══ Text provided

So heres the problem with this grandiose idea from a radio engineers perspective. It doesnt work in practice even if both devices support it. The primary issue is while multiuser mimo adds multiple access capabilities to mimo it doesnt really talk to two devices simultaneously. What it does is in 802.11ac and earlier standards is that it allows you to send multiple messages (unidirectionally) in different spatial streams because thats what OFDM allows it to do. The problem with this comes down to something I dont expect most to know and that is channel precoding. In order to properly take advantage of it you would have to do something called Space Division Multiple Access and this happens in AC particularly where things are split over spatial streams. It can also use the same precoding by telling the clients to return with it and multiple receive but the clients themselves still send one at a time. So far MIMO has been station only effectively but ax changes that. Furthermore the antenna must be explicit designed this i.e the multiple antenna array must all have the same wavelength spatial separation etc otherwise the precoding fails. So its a bit fragile. Not to mention even if a device is using multiple spatial streams to talk only one device can still talk at a time. Its why MU-MIMO did not help wireless AC much

This however changes in 802.11ax (ratified). OFDMA allows for full multiple access support in the modulation mechanism. This translates to taking advantage of MIMO.

════

:: Problem details ::
Please rewrite the part of the MU-MIMO text that opens with the words containing "This however changes" and closes with "advantage of MIMO.", putting "signaling scheme" in place of "modulation mechanism". The material has no role in any of this.

══ Extracted entries

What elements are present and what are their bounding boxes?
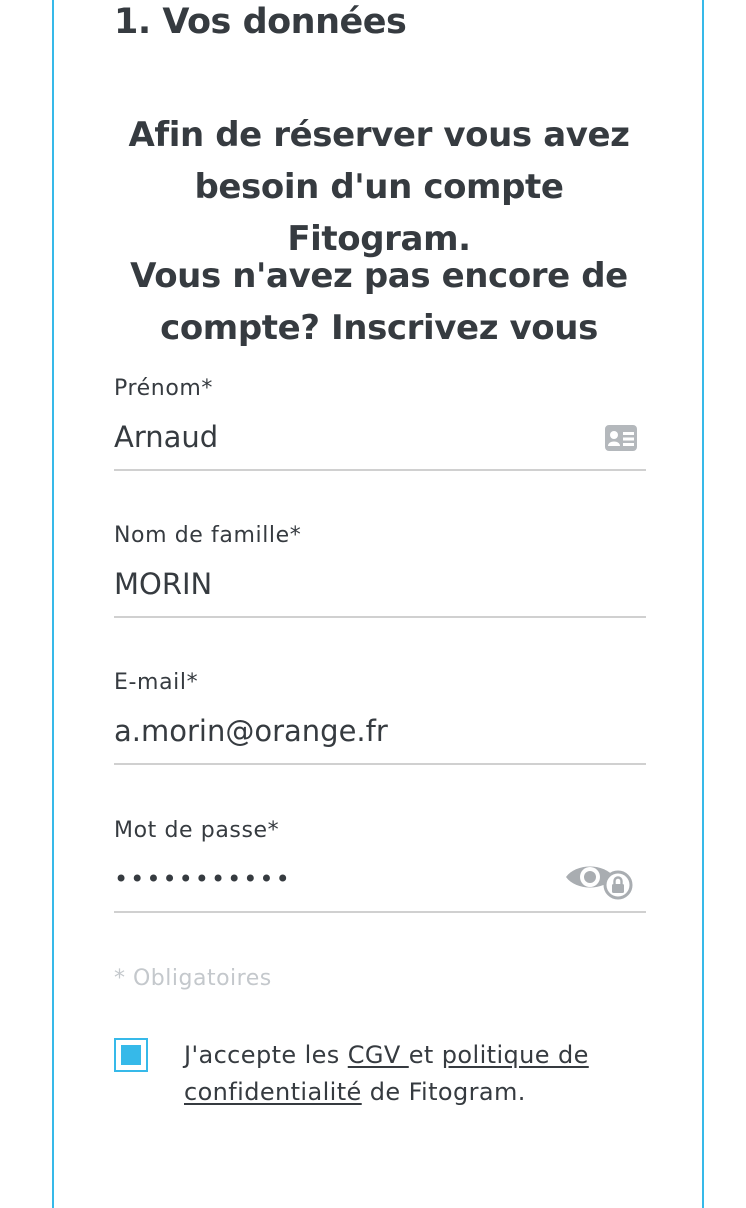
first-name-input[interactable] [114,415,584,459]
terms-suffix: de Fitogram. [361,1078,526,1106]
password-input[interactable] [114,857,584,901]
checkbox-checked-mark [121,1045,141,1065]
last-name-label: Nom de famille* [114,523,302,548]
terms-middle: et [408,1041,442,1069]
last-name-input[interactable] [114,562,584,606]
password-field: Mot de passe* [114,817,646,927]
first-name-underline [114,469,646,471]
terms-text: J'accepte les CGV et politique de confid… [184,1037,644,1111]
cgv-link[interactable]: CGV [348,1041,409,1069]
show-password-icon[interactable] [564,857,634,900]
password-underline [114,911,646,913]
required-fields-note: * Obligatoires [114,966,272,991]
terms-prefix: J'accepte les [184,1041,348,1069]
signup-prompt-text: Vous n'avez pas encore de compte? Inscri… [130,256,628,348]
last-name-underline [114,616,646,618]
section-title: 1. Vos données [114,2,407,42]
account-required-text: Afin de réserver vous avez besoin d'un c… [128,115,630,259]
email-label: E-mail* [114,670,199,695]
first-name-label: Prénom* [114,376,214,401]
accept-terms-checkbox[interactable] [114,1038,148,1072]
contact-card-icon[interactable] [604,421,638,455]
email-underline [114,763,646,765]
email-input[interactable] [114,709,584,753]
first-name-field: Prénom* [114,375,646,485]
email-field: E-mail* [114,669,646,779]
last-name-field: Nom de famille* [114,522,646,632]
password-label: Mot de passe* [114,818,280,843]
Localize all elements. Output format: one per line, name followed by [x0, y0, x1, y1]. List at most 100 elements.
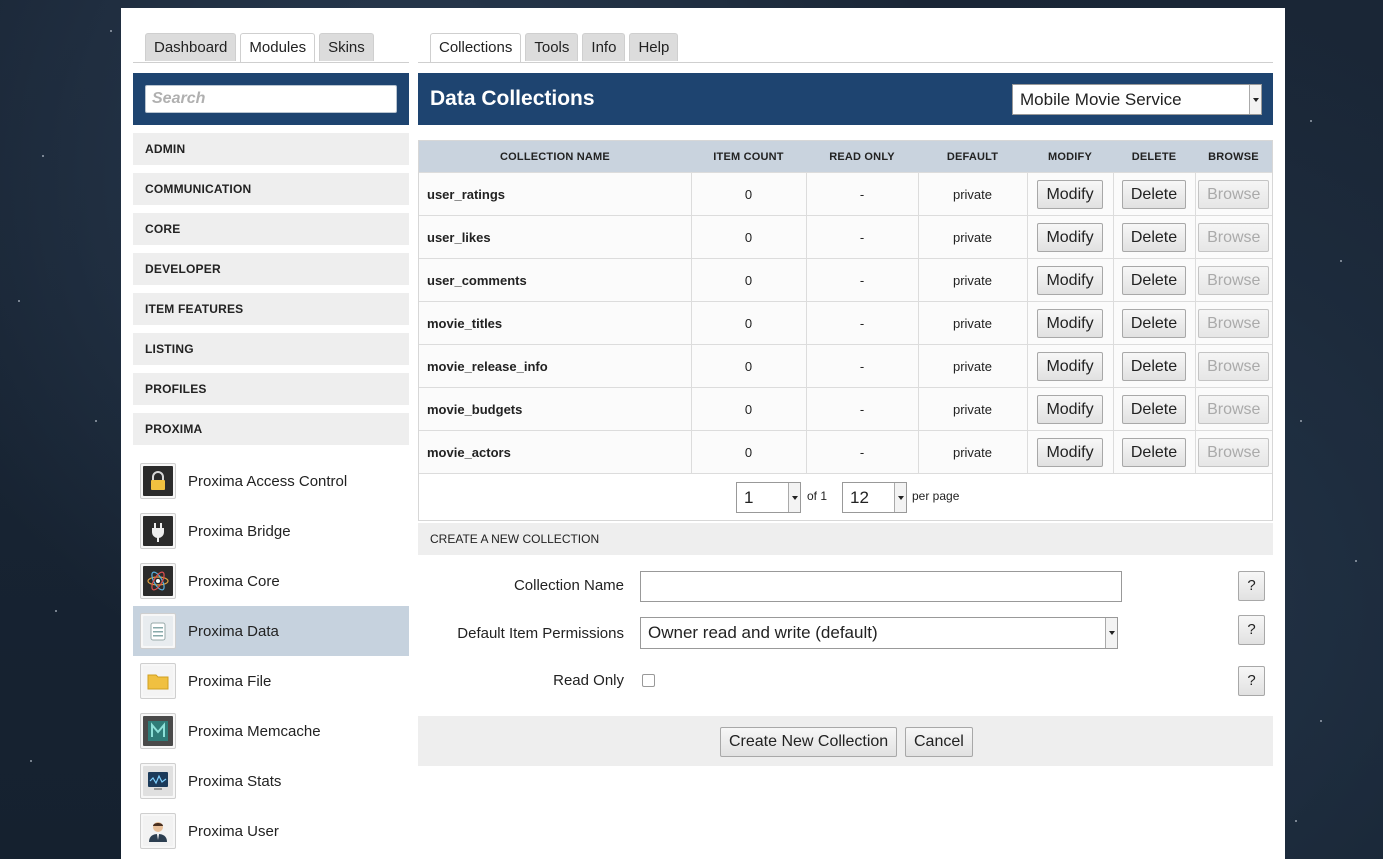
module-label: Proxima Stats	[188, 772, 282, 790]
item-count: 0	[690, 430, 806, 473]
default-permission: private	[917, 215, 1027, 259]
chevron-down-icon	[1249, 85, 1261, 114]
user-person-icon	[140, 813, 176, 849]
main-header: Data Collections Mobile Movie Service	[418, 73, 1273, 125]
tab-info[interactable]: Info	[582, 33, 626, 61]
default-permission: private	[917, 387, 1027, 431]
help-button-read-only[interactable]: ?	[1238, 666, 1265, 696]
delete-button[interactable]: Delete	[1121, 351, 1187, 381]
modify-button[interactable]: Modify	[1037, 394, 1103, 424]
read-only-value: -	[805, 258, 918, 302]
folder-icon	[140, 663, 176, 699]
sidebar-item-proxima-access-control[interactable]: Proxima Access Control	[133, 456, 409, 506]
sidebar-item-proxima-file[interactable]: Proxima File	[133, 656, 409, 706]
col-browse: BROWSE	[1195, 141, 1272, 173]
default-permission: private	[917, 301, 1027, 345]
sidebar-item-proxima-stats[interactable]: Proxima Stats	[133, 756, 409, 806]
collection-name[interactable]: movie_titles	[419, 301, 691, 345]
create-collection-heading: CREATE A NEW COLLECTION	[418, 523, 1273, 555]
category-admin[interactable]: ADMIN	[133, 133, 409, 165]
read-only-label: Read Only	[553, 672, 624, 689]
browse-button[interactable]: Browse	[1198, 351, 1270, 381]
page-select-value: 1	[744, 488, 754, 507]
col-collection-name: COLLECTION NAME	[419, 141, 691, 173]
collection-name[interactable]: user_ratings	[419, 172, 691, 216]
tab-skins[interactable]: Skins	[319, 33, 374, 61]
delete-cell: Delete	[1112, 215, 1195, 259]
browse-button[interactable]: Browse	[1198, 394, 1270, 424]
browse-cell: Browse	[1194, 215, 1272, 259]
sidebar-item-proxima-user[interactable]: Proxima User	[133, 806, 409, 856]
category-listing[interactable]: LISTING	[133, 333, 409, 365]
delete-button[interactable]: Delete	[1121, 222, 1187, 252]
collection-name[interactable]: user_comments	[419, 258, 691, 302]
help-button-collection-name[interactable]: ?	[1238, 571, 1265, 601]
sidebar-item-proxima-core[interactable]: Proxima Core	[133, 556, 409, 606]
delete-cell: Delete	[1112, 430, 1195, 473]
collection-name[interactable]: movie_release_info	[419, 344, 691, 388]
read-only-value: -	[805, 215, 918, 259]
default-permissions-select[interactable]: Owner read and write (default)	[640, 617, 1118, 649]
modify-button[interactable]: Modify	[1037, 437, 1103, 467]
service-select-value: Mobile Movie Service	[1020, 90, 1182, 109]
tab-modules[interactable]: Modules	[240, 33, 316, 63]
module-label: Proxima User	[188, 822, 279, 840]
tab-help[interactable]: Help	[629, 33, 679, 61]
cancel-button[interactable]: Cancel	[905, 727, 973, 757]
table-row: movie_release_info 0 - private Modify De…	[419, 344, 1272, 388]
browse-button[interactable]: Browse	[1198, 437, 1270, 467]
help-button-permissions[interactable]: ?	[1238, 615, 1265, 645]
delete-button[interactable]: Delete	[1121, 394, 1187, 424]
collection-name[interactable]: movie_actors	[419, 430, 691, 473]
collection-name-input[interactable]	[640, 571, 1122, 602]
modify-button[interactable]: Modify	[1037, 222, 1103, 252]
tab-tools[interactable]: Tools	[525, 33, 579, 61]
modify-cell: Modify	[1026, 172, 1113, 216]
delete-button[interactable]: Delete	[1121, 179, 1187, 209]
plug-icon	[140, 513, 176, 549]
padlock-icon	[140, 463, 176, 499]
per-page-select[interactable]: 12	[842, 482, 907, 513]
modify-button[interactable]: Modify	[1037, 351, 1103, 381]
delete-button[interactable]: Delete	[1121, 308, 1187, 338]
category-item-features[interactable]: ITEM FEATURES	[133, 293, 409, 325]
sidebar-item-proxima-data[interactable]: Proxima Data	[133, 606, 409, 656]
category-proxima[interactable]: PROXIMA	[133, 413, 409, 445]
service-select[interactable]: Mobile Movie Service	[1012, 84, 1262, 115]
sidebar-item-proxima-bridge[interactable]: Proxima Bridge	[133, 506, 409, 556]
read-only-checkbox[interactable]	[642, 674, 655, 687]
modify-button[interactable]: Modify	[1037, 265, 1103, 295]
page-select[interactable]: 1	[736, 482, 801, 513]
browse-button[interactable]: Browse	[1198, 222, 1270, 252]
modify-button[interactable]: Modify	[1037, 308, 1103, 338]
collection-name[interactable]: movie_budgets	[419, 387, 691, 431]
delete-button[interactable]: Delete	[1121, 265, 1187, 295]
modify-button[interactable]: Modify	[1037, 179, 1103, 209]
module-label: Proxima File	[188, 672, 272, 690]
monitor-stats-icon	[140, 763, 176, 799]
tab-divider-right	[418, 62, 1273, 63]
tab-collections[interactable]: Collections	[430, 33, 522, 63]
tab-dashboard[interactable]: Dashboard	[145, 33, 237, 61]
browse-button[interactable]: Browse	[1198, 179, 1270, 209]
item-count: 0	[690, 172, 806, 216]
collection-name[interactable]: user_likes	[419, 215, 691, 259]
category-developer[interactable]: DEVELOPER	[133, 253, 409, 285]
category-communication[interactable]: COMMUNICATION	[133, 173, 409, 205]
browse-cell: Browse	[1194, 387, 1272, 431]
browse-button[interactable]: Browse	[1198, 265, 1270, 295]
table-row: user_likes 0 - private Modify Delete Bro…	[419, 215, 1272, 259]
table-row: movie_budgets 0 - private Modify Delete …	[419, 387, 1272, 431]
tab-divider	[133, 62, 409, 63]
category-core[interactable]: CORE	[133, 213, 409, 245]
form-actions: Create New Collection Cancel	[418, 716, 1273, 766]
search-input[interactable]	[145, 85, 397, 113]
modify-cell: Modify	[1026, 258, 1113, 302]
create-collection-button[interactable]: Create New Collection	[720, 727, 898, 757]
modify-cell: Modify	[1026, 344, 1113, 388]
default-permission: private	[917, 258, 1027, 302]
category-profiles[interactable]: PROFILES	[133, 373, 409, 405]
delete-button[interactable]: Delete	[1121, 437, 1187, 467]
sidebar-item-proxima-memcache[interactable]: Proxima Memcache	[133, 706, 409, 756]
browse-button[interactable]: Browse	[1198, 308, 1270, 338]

════
══ Extracted entries

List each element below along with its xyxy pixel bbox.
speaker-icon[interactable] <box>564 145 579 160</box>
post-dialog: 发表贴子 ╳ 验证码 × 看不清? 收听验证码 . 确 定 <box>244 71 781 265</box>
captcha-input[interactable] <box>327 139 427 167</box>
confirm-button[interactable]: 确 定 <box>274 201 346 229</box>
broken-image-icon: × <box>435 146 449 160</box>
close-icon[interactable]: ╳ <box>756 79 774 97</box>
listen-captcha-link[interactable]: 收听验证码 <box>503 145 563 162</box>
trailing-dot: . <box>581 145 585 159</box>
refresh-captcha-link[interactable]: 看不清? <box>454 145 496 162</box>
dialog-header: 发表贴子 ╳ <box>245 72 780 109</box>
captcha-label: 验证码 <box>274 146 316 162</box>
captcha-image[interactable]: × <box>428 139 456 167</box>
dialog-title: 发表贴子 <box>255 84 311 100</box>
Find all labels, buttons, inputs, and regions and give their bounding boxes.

════
══ Extracted entries

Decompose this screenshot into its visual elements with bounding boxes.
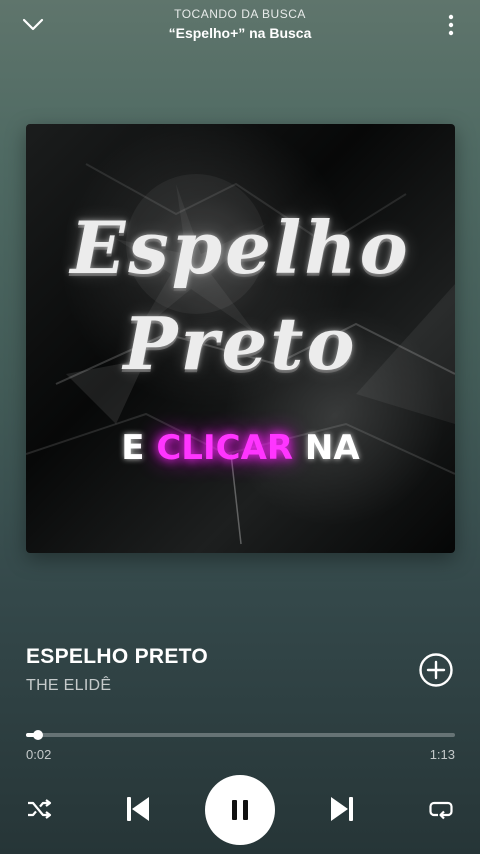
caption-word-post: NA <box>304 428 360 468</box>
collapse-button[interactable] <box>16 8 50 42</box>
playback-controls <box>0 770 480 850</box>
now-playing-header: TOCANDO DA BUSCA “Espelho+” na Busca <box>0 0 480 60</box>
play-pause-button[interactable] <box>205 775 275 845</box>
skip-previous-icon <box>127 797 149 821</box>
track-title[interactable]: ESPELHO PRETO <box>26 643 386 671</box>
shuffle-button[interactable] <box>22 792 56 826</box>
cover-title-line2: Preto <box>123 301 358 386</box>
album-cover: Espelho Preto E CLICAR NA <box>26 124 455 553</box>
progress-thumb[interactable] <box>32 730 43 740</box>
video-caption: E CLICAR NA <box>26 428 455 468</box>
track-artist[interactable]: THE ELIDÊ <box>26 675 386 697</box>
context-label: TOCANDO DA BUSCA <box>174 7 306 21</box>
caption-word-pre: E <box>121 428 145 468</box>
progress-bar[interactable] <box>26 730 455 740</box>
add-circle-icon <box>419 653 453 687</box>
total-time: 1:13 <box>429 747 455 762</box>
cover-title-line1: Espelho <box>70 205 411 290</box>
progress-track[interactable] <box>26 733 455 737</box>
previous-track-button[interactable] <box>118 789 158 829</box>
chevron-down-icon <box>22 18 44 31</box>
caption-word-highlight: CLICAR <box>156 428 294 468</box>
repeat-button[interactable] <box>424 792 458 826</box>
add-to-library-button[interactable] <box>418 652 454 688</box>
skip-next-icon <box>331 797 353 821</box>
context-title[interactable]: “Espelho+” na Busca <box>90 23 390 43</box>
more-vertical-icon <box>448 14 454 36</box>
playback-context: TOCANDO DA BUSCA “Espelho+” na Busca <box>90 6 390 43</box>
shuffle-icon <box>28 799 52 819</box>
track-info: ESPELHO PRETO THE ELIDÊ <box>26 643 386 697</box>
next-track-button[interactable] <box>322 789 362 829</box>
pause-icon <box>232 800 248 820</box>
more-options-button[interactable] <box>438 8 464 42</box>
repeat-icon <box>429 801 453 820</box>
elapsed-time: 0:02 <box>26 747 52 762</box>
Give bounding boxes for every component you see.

════

:: Solution to this task ::
This however changes in 802.11ax (ratified). OFDMA allows for full multiple access support in the signaling scheme. This translates to taking advantage of MIMO.